● TASK INSTRUCTIONS: Give all of the lines again, with nothing added or dropped.

## begin LISTED ENTRIES

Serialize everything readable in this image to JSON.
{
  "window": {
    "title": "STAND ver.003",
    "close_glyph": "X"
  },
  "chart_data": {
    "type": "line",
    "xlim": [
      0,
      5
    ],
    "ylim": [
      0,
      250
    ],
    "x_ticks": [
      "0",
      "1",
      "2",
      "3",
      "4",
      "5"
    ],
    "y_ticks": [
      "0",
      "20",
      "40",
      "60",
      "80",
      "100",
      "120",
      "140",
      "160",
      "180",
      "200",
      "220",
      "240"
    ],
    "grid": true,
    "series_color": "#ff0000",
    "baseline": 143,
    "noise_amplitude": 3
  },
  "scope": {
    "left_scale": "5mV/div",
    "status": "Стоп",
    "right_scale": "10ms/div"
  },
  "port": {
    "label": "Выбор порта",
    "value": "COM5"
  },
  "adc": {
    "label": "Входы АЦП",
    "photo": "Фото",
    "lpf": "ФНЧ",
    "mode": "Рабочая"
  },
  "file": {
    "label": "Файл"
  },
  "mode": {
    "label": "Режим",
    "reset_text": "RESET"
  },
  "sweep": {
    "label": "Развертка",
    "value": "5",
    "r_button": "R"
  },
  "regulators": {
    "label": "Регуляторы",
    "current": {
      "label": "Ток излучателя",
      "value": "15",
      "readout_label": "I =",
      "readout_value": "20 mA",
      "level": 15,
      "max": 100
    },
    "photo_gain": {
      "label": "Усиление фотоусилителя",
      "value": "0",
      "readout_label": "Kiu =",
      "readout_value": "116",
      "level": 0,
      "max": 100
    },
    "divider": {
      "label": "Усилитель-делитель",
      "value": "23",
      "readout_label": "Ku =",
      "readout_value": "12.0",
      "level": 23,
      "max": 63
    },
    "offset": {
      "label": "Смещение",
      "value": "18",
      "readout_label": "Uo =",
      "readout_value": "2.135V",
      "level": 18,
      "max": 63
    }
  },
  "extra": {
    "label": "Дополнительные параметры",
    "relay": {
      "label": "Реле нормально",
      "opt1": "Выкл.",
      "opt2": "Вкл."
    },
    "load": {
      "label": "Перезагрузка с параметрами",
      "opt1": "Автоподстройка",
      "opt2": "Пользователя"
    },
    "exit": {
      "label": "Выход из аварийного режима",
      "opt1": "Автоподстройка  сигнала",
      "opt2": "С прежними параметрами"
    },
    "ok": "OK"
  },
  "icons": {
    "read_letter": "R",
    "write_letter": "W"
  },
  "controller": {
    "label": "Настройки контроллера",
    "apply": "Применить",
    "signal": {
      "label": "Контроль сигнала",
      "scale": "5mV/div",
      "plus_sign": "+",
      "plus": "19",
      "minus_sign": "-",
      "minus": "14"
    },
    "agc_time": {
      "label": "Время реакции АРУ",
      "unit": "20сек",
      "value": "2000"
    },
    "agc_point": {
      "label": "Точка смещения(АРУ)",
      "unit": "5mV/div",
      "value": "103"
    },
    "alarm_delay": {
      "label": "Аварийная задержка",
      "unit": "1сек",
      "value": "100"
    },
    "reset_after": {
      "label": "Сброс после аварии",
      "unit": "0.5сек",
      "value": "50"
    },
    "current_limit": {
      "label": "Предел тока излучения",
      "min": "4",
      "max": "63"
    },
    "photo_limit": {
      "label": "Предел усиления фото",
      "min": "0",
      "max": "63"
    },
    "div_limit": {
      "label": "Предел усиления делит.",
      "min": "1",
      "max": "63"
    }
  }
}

## end LISTED ENTRIES

● SOLUTION BELOW:
Serialize everything readable in this image to JSON.
{
  "window": {
    "title": "STAND ver.003",
    "close_glyph": "X"
  },
  "chart_data": {
    "type": "line",
    "xlim": [
      0,
      5
    ],
    "ylim": [
      0,
      250
    ],
    "x_ticks": [
      "0",
      "1",
      "2",
      "3",
      "4",
      "5"
    ],
    "y_ticks": [
      "0",
      "20",
      "40",
      "60",
      "80",
      "100",
      "120",
      "140",
      "160",
      "180",
      "200",
      "220",
      "240"
    ],
    "grid": true,
    "series_color": "#ff0000",
    "baseline": 143,
    "noise_amplitude": 3
  },
  "scope": {
    "left_scale": "5mV/div",
    "status": "Стоп",
    "right_scale": "10ms/div"
  },
  "port": {
    "label": "Выбор порта",
    "value": "COM5"
  },
  "adc": {
    "label": "Входы АЦП",
    "photo": "Фото",
    "lpf": "ФНЧ",
    "mode": "Рабочая"
  },
  "file": {
    "label": "Файл"
  },
  "mode": {
    "label": "Режим",
    "reset_text": "RESET"
  },
  "sweep": {
    "label": "Развертка",
    "value": "5",
    "r_button": "R"
  },
  "regulators": {
    "label": "Регуляторы",
    "current": {
      "label": "Ток излучателя",
      "value": "15",
      "readout_label": "I =",
      "readout_value": "20 mA",
      "level": 15,
      "max": 100
    },
    "photo_gain": {
      "label": "Усиление фотоусилителя",
      "value": "0",
      "readout_label": "Kiu =",
      "readout_value": "116",
      "level": 0,
      "max": 100
    },
    "divider": {
      "label": "Усилитель-делитель",
      "value": "23",
      "readout_label": "Ku =",
      "readout_value": "12.0",
      "level": 23,
      "max": 63
    },
    "offset": {
      "label": "Смещение",
      "value": "18",
      "readout_label": "Uo =",
      "readout_value": "2.135V",
      "level": 18,
      "max": 63
    }
  },
  "extra": {
    "label": "Дополнительные параметры",
    "relay": {
      "label": "Реле нормально",
      "opt1": "Выкл.",
      "opt2": "Вкл."
    },
    "load": {
      "label": "Перезагрузка с параметрами",
      "opt1": "Автоподстройка",
      "opt2": "Пользователя"
    },
    "exit": {
      "label": "Выход из аварийного режима",
      "opt1": "Автоподстройка  сигнала",
      "opt2": "С прежними параметрами"
    },
    "ok": "OK"
  },
  "icons": {
    "read_letter": "R",
    "write_letter": "W"
  },
  "controller": {
    "label": "Настройки контроллера",
    "apply": "Применить",
    "signal": {
      "label": "Контроль сигнала",
      "scale": "5mV/div",
      "plus_sign": "+",
      "plus": "19",
      "minus_sign": "-",
      "minus": "14"
    },
    "agc_time": {
      "label": "Время реакции АРУ",
      "unit": "20сек",
      "value": "2000"
    },
    "agc_point": {
      "label": "Точка смещения(АРУ)",
      "unit": "5mV/div",
      "value": "103"
    },
    "alarm_delay": {
      "label": "Аварийная задержка",
      "unit": "1сек",
      "value": "100"
    },
    "reset_after": {
      "label": "Сброс после аварии",
      "unit": "0.5сек",
      "value": "50"
    },
    "current_limit": {
      "label": "Предел тока излучения",
      "min": "4",
      "max": "63"
    },
    "photo_limit": {
      "label": "Предел усиления фото",
      "min": "0",
      "max": "63"
    },
    "div_limit": {
      "label": "Предел усиления делит.",
      "min": "1",
      "max": "63"
    }
  }
}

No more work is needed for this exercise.